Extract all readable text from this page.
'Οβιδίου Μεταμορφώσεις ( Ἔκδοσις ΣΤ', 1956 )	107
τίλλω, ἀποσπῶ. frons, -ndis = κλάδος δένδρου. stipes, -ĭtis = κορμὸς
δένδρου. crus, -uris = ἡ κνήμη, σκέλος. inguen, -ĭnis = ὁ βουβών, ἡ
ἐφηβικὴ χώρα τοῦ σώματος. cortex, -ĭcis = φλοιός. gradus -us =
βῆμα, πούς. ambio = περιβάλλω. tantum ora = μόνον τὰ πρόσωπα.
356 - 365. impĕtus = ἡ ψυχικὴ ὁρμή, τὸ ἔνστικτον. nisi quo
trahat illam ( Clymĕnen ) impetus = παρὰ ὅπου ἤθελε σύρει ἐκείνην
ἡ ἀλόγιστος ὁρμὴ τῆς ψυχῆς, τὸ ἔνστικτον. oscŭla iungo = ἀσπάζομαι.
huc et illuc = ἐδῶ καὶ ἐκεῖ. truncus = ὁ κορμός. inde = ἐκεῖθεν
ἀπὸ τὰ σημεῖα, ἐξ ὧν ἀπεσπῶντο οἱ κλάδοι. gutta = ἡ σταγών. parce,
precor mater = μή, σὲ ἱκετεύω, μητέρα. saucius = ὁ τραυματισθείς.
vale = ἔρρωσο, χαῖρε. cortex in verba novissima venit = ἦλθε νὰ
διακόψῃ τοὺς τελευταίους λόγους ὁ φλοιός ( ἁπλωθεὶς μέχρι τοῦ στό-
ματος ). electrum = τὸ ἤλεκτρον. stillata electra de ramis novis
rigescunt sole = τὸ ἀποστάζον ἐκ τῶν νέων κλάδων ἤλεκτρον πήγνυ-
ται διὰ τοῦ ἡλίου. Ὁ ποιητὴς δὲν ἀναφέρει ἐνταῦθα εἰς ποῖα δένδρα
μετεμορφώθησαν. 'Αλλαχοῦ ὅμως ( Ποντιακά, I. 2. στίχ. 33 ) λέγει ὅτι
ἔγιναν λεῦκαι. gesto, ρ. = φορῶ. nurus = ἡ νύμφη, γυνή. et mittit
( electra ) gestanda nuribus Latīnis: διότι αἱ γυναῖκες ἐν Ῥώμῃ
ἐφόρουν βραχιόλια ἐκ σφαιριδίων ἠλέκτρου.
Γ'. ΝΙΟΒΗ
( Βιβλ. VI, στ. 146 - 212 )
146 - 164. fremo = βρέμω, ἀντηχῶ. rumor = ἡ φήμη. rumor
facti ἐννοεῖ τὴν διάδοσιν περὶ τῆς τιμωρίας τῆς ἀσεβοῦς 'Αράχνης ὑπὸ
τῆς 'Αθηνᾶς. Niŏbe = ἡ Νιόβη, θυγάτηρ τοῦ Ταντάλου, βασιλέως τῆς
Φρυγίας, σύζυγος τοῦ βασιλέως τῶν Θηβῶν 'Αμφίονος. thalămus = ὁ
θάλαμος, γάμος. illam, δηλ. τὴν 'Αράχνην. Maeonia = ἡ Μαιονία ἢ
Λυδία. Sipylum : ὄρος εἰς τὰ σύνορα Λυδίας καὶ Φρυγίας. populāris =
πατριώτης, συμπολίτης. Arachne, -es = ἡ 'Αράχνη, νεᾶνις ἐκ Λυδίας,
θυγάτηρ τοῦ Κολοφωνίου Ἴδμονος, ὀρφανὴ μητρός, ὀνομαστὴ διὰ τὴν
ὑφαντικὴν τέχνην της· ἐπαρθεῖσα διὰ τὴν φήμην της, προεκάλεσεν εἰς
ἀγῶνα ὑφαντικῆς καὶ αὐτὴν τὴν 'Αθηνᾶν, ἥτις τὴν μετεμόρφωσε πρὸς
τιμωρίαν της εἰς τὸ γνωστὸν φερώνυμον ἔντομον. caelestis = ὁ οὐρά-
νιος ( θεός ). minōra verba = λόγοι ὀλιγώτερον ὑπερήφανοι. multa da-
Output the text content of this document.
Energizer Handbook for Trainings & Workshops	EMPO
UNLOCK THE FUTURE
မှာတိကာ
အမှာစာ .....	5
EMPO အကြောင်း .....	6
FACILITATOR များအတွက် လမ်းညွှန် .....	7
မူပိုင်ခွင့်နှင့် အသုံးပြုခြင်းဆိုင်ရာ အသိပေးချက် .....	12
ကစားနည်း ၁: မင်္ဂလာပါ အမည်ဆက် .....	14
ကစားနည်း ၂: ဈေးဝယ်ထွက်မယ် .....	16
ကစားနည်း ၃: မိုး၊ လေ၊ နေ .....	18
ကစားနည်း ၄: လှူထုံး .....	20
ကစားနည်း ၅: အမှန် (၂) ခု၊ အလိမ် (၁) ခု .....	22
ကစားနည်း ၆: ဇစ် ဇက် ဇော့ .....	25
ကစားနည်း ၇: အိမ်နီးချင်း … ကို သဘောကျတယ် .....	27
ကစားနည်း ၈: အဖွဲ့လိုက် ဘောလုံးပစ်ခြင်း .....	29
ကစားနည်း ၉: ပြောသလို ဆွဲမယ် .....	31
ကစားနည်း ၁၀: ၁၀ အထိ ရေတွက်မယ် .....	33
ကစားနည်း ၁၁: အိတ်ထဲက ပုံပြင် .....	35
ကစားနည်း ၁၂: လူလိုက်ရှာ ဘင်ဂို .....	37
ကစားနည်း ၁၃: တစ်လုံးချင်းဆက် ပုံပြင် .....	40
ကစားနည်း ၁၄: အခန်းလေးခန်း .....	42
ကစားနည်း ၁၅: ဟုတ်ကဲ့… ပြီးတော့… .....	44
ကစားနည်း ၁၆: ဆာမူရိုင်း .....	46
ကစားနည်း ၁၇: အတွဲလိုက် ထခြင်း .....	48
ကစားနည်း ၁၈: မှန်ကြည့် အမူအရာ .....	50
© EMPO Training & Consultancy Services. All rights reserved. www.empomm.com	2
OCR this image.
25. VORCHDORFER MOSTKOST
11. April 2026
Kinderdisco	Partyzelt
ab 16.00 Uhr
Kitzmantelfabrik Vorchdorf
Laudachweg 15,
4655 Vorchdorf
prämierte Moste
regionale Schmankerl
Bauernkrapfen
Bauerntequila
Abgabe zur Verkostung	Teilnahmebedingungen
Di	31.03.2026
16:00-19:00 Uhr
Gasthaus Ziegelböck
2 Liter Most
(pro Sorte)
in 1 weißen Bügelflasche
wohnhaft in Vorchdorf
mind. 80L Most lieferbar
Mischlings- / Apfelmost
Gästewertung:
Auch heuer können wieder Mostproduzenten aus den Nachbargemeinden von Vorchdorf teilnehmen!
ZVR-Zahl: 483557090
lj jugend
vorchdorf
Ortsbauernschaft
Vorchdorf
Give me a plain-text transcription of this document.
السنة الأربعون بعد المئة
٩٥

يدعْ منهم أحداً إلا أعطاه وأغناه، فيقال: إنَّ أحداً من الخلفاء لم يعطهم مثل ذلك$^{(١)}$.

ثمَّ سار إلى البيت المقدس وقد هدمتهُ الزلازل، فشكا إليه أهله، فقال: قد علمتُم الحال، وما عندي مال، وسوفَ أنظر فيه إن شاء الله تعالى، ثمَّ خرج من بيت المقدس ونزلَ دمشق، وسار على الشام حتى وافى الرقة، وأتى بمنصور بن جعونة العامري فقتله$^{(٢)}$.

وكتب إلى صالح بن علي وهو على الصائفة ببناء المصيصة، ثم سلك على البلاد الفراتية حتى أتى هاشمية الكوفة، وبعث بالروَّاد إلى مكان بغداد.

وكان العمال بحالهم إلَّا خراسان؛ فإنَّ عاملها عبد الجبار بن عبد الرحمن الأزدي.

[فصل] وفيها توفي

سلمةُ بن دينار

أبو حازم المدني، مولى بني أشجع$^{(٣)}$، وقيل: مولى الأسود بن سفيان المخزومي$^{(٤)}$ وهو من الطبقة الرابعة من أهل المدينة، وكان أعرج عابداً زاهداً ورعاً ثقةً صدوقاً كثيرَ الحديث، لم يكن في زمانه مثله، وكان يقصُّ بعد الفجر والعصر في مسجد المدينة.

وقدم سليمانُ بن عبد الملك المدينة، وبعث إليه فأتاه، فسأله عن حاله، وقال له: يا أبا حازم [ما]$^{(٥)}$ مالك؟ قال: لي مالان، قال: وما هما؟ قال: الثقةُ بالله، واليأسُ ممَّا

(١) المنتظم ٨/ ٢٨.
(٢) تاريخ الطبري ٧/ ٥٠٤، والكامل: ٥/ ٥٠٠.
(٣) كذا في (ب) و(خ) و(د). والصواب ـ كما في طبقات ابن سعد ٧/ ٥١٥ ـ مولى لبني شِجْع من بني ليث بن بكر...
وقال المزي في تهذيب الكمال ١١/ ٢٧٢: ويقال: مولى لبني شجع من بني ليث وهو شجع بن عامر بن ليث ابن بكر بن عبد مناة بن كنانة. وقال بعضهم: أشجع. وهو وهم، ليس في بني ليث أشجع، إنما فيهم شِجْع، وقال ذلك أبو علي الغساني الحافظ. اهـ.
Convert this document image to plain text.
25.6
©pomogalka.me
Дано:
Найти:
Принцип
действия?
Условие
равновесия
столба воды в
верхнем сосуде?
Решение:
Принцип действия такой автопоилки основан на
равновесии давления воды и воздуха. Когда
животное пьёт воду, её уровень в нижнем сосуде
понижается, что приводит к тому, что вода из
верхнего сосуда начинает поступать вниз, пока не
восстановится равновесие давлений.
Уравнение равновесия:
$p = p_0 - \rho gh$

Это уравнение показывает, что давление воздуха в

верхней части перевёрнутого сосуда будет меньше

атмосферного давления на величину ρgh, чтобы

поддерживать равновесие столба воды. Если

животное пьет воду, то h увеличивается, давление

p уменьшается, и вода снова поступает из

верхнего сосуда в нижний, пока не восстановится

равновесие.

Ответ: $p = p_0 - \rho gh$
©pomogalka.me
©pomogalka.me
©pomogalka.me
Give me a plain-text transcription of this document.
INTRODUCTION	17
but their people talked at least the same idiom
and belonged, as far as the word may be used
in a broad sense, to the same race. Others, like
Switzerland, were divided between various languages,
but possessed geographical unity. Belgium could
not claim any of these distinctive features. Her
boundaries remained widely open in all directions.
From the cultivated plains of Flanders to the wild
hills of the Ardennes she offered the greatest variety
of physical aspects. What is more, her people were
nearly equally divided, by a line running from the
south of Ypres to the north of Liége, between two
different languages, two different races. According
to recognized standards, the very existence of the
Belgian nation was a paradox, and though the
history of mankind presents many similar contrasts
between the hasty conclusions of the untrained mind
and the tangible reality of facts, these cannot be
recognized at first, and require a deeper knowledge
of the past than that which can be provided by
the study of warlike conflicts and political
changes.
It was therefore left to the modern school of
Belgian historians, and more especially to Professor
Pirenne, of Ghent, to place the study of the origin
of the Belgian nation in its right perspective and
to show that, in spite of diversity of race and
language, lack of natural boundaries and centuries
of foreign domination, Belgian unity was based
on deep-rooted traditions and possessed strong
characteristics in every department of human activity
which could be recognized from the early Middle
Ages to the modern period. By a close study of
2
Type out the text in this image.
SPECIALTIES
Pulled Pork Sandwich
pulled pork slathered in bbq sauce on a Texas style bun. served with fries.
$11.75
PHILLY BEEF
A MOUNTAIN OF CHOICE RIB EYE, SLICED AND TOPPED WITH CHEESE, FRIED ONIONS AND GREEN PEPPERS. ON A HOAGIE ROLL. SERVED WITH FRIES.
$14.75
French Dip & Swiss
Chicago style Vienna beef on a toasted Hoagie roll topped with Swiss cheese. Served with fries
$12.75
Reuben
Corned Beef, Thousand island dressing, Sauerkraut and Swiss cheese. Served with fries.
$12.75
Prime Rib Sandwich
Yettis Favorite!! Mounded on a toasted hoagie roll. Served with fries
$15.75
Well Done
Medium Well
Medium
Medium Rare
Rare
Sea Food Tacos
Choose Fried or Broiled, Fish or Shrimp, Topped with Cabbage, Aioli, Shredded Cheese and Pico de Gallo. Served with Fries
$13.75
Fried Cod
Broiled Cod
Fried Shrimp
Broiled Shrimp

What the task asks -
In the entries above, identify every line with the word "these". Copy those lines.

Output of the task -
not claim any of these distinctive features. Her
and the tangible reality of facts, these cannot be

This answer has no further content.